Directions:
For every line in the records that has the word "economy", make a copy.
▶
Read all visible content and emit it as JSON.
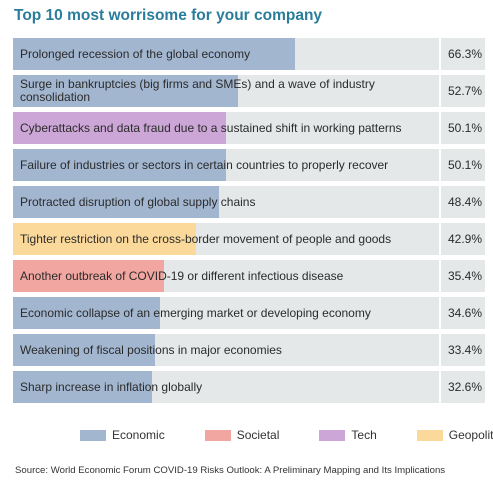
{
  "chart_data": {
    "type": "bar",
    "orientation": "horizontal",
    "title": "Top 10 most worrisome for your company",
    "xlim": [
      0,
      100
    ],
    "categories": [
      "Prolonged recession of the global economy",
      "Surge in bankruptcies (big firms and SMEs) and a wave of industry consolidation",
      "Cyberattacks and data fraud due to a sustained shift in working patterns",
      "Failure of industries or sectors in certain countries to properly recover",
      "Protracted disruption of global supply chains",
      "Tighter restriction on the cross-border movement of people and goods",
      "Another outbreak of COVID-19 or different infectious disease",
      "Economic collapse of an emerging market or developing economy",
      "Weakening of fiscal positions in major economies",
      "Sharp increase in inflation globally"
    ],
    "values": [
      66.3,
      52.7,
      50.1,
      50.1,
      48.4,
      42.9,
      35.4,
      34.6,
      33.4,
      32.6
    ],
    "value_labels": [
      "66.3%",
      "52.7%",
      "50.1%",
      "50.1%",
      "48.4%",
      "42.9%",
      "35.4%",
      "34.6%",
      "33.4%",
      "32.6%"
    ],
    "groups": [
      "Economic",
      "Economic",
      "Tech",
      "Economic",
      "Economic",
      "Geopolitical",
      "Societal",
      "Economic",
      "Economic",
      "Economic"
    ],
    "legend": [
      {
        "name": "Economic",
        "color": "#a2b6d0"
      },
      {
        "name": "Societal",
        "color": "#f2a6a1"
      },
      {
        "name": "Tech",
        "color": "#cba6d6"
      },
      {
        "name": "Geopolitical",
        "color": "#fbd99a"
      }
    ],
    "legend_placement": "bottom",
    "source": "Source: World Economic Forum COVID-19 Risks Outlook: A Preliminary Mapping and Its Implications"
  }
}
◀
The solution:
      "Prolonged recession of the global economy",
      "Economic collapse of an emerging market or developing economy",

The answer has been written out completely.